▸ Dataset records
□ □ □

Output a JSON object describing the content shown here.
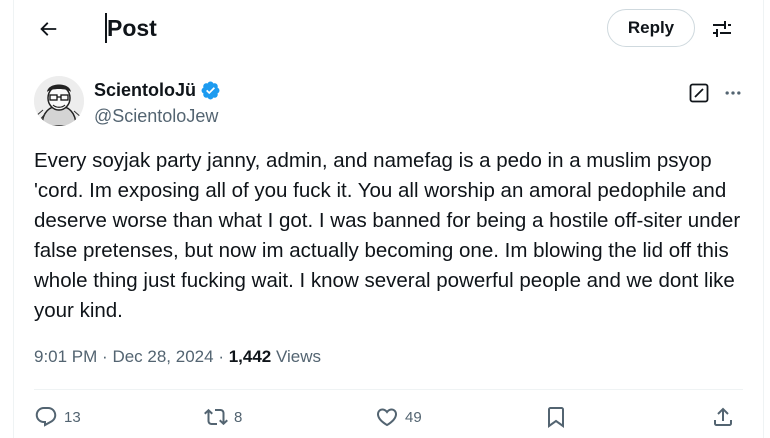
{
  "header": {
    "title": "Post",
    "reply_label": "Reply"
  },
  "author": {
    "display_name": "ScientoloJü",
    "handle": "@ScientoloJew",
    "verified": true
  },
  "tweet": {
    "text": "Every soyjak party janny, admin, and namefag is a pedo in a muslim psyop 'cord. Im exposing all of you fuck it. You all worship an amoral pedophile and deserve worse than what I got. I was banned for being a hostile off-siter under false pretenses, but now im actually becoming one. Im blowing the lid off this whole thing just fucking wait. I know several powerful people and we dont like your kind.",
    "time": "9:01 PM",
    "date": "Dec 28, 2024",
    "views_count": "1,442",
    "views_label": "Views"
  },
  "actions": {
    "replies": "13",
    "reposts": "8",
    "likes": "49"
  },
  "icons": {
    "back": "arrow-left-icon",
    "settings": "sliders-icon",
    "verified": "verified-badge-icon",
    "grok": "grok-icon",
    "more": "more-horizontal-icon",
    "reply": "reply-icon",
    "repost": "repost-icon",
    "like": "heart-icon",
    "bookmark": "bookmark-icon",
    "share": "share-icon"
  },
  "colors": {
    "verified": "#1d9bf0",
    "secondary_text": "#536471",
    "primary_text": "#0f1419"
  }
}
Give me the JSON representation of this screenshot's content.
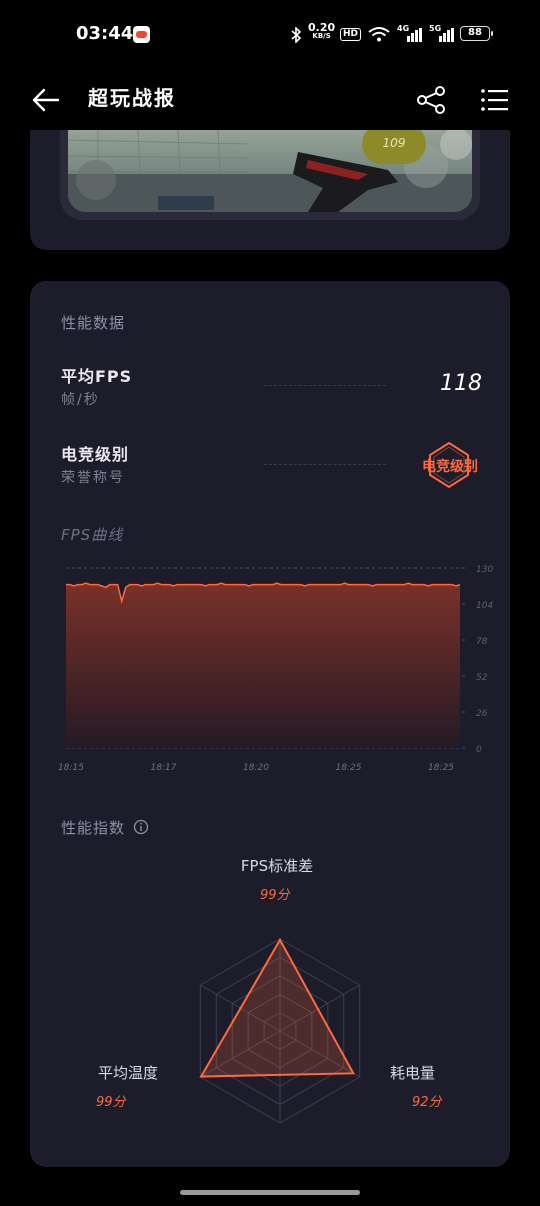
{
  "status_bar": {
    "time": "03:44",
    "net_speed_value": "0.20",
    "net_speed_unit": "KB/S",
    "hd_label": "HD",
    "sig1_label": "4G",
    "sig2_label": "5G",
    "battery": "88",
    "icons": [
      "game-app-icon",
      "bluetooth-icon",
      "wifi-icon",
      "signal-icon",
      "battery-icon"
    ]
  },
  "header": {
    "title": "超玩战报",
    "icons": [
      "back-arrow-icon",
      "share-icon",
      "menu-list-icon"
    ]
  },
  "screenshot": {
    "fps_bubble": "109"
  },
  "performance": {
    "section_title": "性能数据",
    "avg_fps": {
      "label": "平均FPS",
      "unit": "帧/秒",
      "value": "118"
    },
    "esports_level": {
      "label": "电竞级别",
      "sub": "荣誉称号",
      "badge": "电竞级别"
    },
    "accent_color": "#ff6a3d"
  },
  "fps_chart": {
    "section_title": "FPS曲线"
  },
  "chart_data": {
    "type": "area",
    "title": "FPS曲线",
    "y_ticks": [
      "130",
      "104",
      "78",
      "52",
      "26",
      "0"
    ],
    "ylim": [
      0,
      130
    ],
    "x_ticks": [
      "18:15",
      "18:17",
      "18:20",
      "18:25",
      "18:25"
    ],
    "grid": true,
    "series": [
      {
        "values": [
          118,
          118,
          117,
          118,
          118,
          119,
          118,
          118,
          118,
          117,
          116,
          118,
          118,
          118,
          106,
          116,
          118,
          118,
          118,
          117,
          118,
          118,
          118,
          119,
          118,
          118,
          118,
          117,
          118,
          118,
          118,
          118,
          118,
          118,
          118,
          117,
          118,
          118,
          118,
          119,
          118,
          118,
          118,
          118,
          118,
          118,
          117,
          118,
          118,
          118,
          118,
          118,
          118,
          119,
          118,
          118,
          118,
          118,
          118,
          118,
          117,
          118,
          118,
          118,
          118,
          118,
          118,
          118,
          118,
          118,
          119,
          118,
          118,
          118,
          118,
          118,
          118,
          117,
          118,
          118,
          118,
          118,
          118,
          118,
          118,
          118,
          119,
          118,
          118,
          118,
          118,
          117,
          118,
          118,
          118,
          118,
          118,
          118,
          117,
          118
        ]
      }
    ],
    "colors": {
      "line": "#ff6a3d",
      "fill_top": "#7a3128",
      "fill_bottom": "#241a26"
    }
  },
  "radar": {
    "section_title": "性能指数",
    "info_icon": "info-icon",
    "axes": [
      {
        "label": "FPS标准差",
        "score": "99分",
        "value": 99
      },
      {
        "label": "耗电量",
        "score": "92分",
        "value": 92
      },
      {
        "label": "平均温度",
        "score": "99分",
        "value": 99
      }
    ],
    "max": 100
  }
}
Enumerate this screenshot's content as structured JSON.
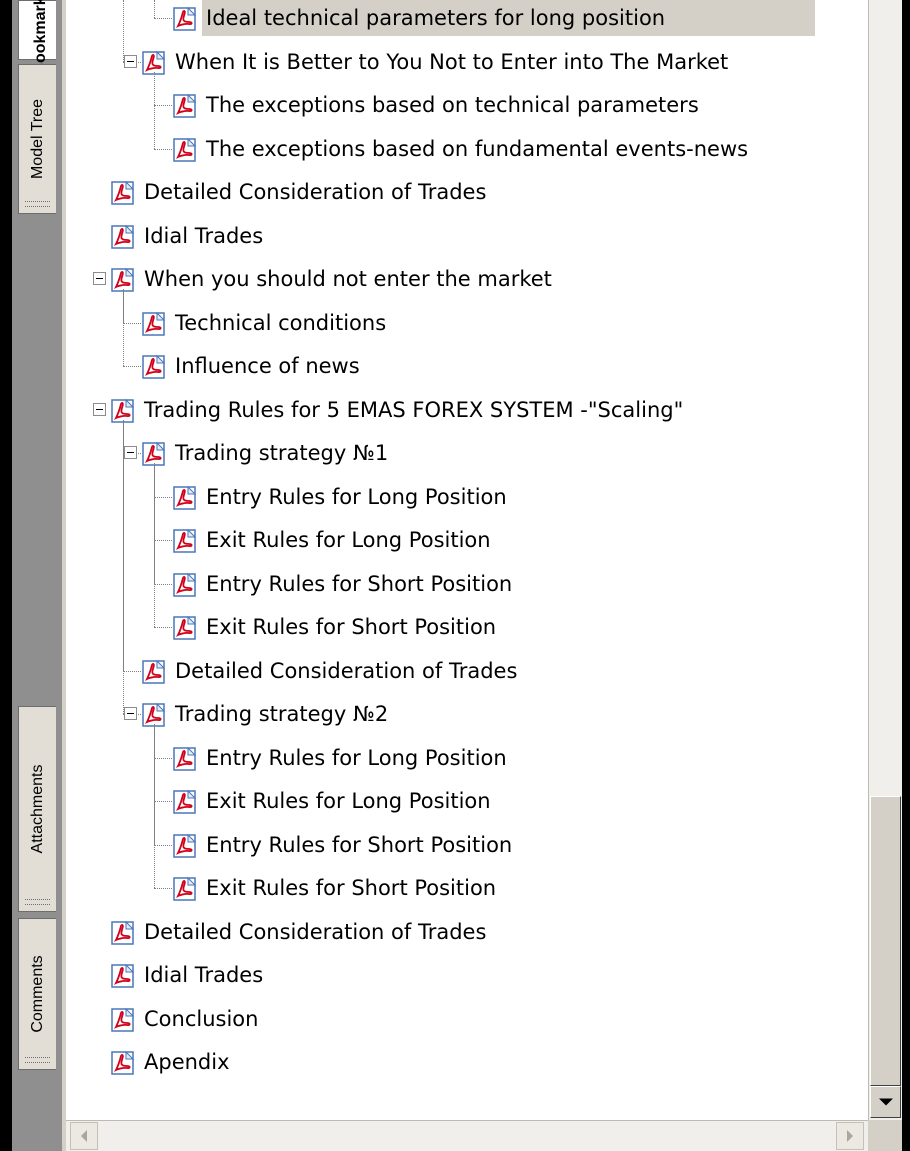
{
  "tabs": [
    {
      "label": "Bookmarks"
    },
    {
      "label": "Model Tree"
    },
    {
      "label": "Attachments"
    },
    {
      "label": "Comments"
    }
  ],
  "tree": [
    {
      "label": "Ideal technical parameters for long position",
      "level": 2,
      "expandable": false
    },
    {
      "label": "When It is Better to You Not to Enter into The Market",
      "level": 1,
      "expandable": true
    },
    {
      "label": "The exceptions based on technical parameters",
      "level": 2,
      "expandable": false
    },
    {
      "label": "The exceptions based on fundamental events-news",
      "level": 2,
      "expandable": false
    },
    {
      "label": "Detailed Consideration of Trades",
      "level": 0,
      "expandable": false
    },
    {
      "label": "Idial Trades",
      "level": 0,
      "expandable": false
    },
    {
      "label": "When you should not enter the market",
      "level": 0,
      "expandable": true
    },
    {
      "label": "Technical conditions",
      "level": 1,
      "expandable": false
    },
    {
      "label": "Influence of news",
      "level": 1,
      "expandable": false
    },
    {
      "label": "Trading Rules for 5 EMAS FOREX SYSTEM -\"Scaling\"",
      "level": 0,
      "expandable": true
    },
    {
      "label": "Trading strategy №1",
      "level": 1,
      "expandable": true
    },
    {
      "label": "Entry Rules for Long Position",
      "level": 2,
      "expandable": false
    },
    {
      "label": "Exit Rules for Long Position",
      "level": 2,
      "expandable": false
    },
    {
      "label": "Entry Rules for Short Position",
      "level": 2,
      "expandable": false
    },
    {
      "label": "Exit Rules for Short Position",
      "level": 2,
      "expandable": false
    },
    {
      "label": "Detailed Consideration of Trades",
      "level": 1,
      "expandable": false
    },
    {
      "label": "Trading strategy №2",
      "level": 1,
      "expandable": true
    },
    {
      "label": "Entry Rules for Long Position",
      "level": 2,
      "expandable": false
    },
    {
      "label": "Exit Rules for Long Position",
      "level": 2,
      "expandable": false
    },
    {
      "label": "Entry Rules for Short Position",
      "level": 2,
      "expandable": false
    },
    {
      "label": "Exit Rules for Short Position",
      "level": 2,
      "expandable": false
    },
    {
      "label": "Detailed Consideration of Trades",
      "level": 0,
      "expandable": false
    },
    {
      "label": "Idial Trades",
      "level": 0,
      "expandable": false
    },
    {
      "label": "Conclusion",
      "level": 0,
      "expandable": false
    },
    {
      "label": "Apendix",
      "level": 0,
      "expandable": false
    }
  ],
  "selected_index": 0,
  "colors": {
    "icon_red": "#d0021b",
    "icon_frame": "#4a76b8",
    "selection": "#d4d0c8"
  }
}
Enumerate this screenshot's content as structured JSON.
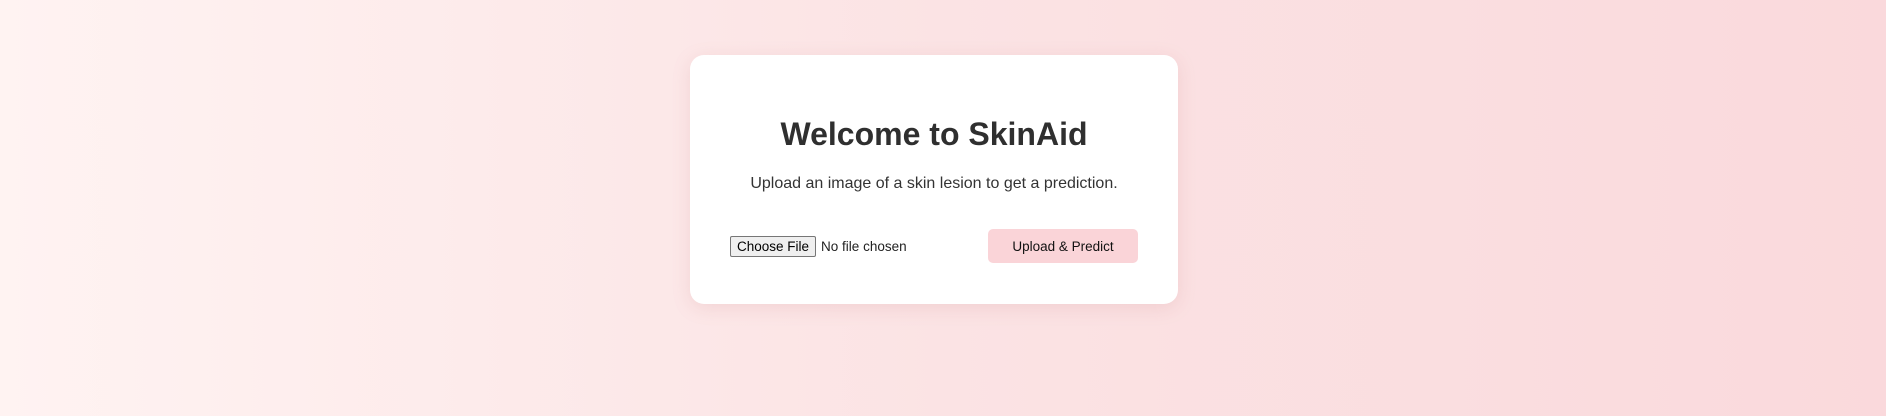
{
  "card": {
    "title": "Welcome to SkinAid",
    "subtitle": "Upload an image of a skin lesion to get a prediction."
  },
  "upload": {
    "choose_label": "Choose File",
    "file_status": "No file chosen",
    "submit_label": "Upload & Predict"
  },
  "colors": {
    "background_left": "#fff3f2",
    "background_right": "#fad9dc",
    "card": "#ffffff",
    "button": "#fad4d8",
    "text": "#333333"
  }
}
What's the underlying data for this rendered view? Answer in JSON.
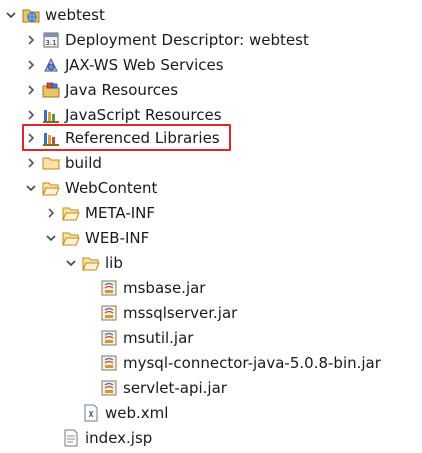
{
  "tree": {
    "project": {
      "label": "webtest",
      "icon": "web-project-icon",
      "expanded": true
    },
    "items": [
      {
        "label": "Deployment Descriptor: webtest",
        "icon": "deployment-descriptor-icon",
        "arrow": "collapsed"
      },
      {
        "label": "JAX-WS Web Services",
        "icon": "web-services-icon",
        "arrow": "collapsed"
      },
      {
        "label": "Java Resources",
        "icon": "java-resources-icon",
        "arrow": "collapsed"
      },
      {
        "label": "JavaScript Resources",
        "icon": "javascript-resources-icon",
        "arrow": "collapsed"
      },
      {
        "label": "Referenced Libraries",
        "icon": "library-icon",
        "arrow": "collapsed",
        "highlighted": true
      },
      {
        "label": "build",
        "icon": "folder-icon",
        "arrow": "collapsed"
      },
      {
        "label": "WebContent",
        "icon": "folder-open-icon",
        "arrow": "expanded"
      },
      {
        "label": "META-INF",
        "icon": "folder-icon",
        "arrow": "collapsed"
      },
      {
        "label": "WEB-INF",
        "icon": "folder-open-icon",
        "arrow": "expanded"
      },
      {
        "label": "lib",
        "icon": "folder-open-icon",
        "arrow": "expanded"
      },
      {
        "label": "msbase.jar",
        "icon": "jar-file-icon"
      },
      {
        "label": "mssqlserver.jar",
        "icon": "jar-file-icon"
      },
      {
        "label": "msutil.jar",
        "icon": "jar-file-icon"
      },
      {
        "label": "mysql-connector-java-5.0.8-bin.jar",
        "icon": "jar-file-icon"
      },
      {
        "label": "servlet-api.jar",
        "icon": "jar-file-icon"
      },
      {
        "label": "web.xml",
        "icon": "xml-file-icon"
      },
      {
        "label": "index.jsp",
        "icon": "jsp-file-icon"
      }
    ]
  },
  "colors": {
    "highlight_border": "#e0262b",
    "folder": "#e8b84a",
    "arrow": "#555555"
  }
}
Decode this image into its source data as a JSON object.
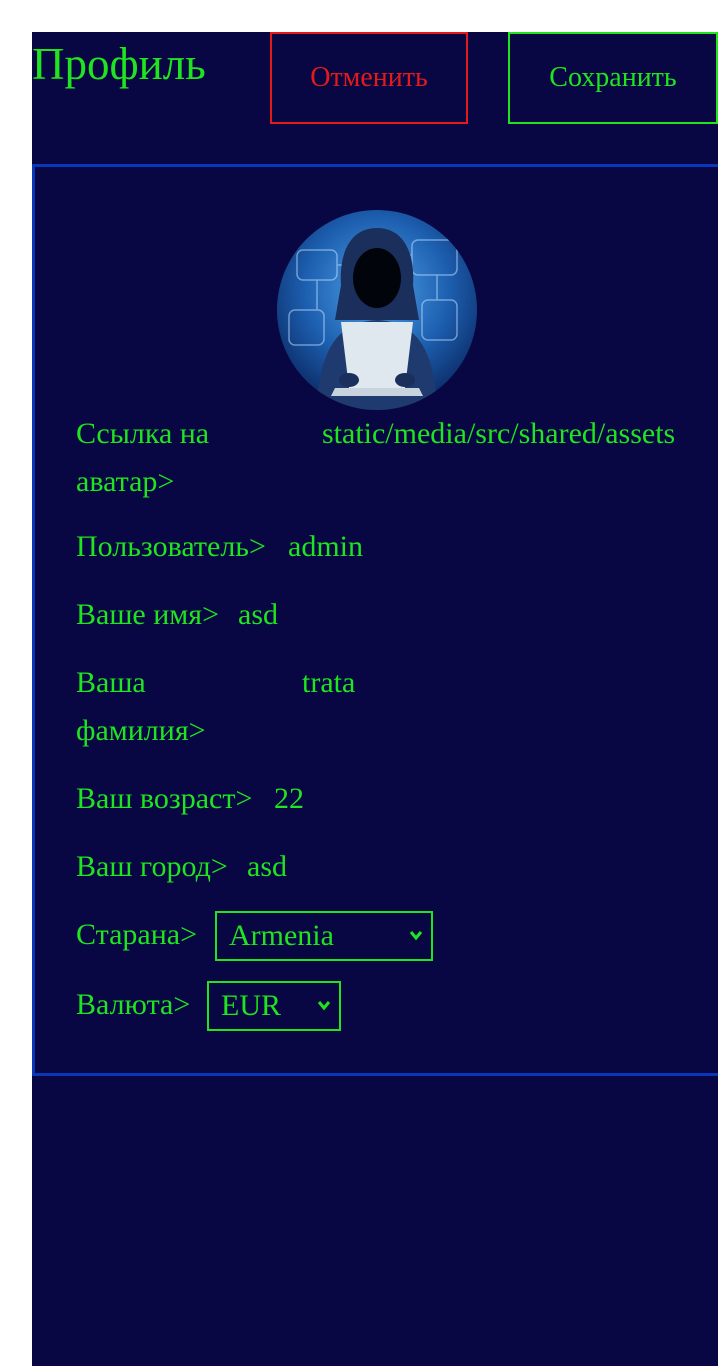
{
  "header": {
    "title": "Профиль",
    "cancel_label": "Отменить",
    "save_label": "Сохранить"
  },
  "profile": {
    "avatar_label": "Ссылка на аватар>",
    "avatar_value": "static/media/src/shared/assets",
    "user_label": "Пользователь>",
    "user_value": "admin",
    "name_label": "Ваше имя>",
    "name_value": "asd",
    "surname_label": "Ваша фамилия>",
    "surname_value": "trata",
    "age_label": "Ваш возраст>",
    "age_value": "22",
    "city_label": "Ваш город>",
    "city_value": "asd",
    "country_label": "Старана>",
    "country_selected": "Armenia",
    "currency_label": "Валюта>",
    "currency_selected": "EUR"
  },
  "colors": {
    "background": "#080743",
    "accent": "#1fe41f",
    "danger": "#e31a1a",
    "card_border": "#0a36b8"
  },
  "icons": {
    "avatar": "hooded-hacker-image",
    "dropdown": "chevron-down-icon"
  }
}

□ □ □

▸ DIRECTIONS FOR THIS TASK
Every line from the one with "Decode this image" through the last line of the material gets printed exactly, and nothing more. Omit the pictures.

▸ REPLY
Decode this image into its source data as a JSON object.
{
  "header": {
    "title": "Профиль",
    "cancel_label": "Отменить",
    "save_label": "Сохранить"
  },
  "profile": {
    "avatar_label": "Ссылка на аватар>",
    "avatar_value": "static/media/src/shared/assets",
    "user_label": "Пользователь>",
    "user_value": "admin",
    "name_label": "Ваше имя>",
    "name_value": "asd",
    "surname_label": "Ваша фамилия>",
    "surname_value": "trata",
    "age_label": "Ваш возраст>",
    "age_value": "22",
    "city_label": "Ваш город>",
    "city_value": "asd",
    "country_label": "Старана>",
    "country_selected": "Armenia",
    "currency_label": "Валюта>",
    "currency_selected": "EUR"
  },
  "colors": {
    "background": "#080743",
    "accent": "#1fe41f",
    "danger": "#e31a1a",
    "card_border": "#0a36b8"
  },
  "icons": {
    "avatar": "hooded-hacker-image",
    "dropdown": "chevron-down-icon"
  }
}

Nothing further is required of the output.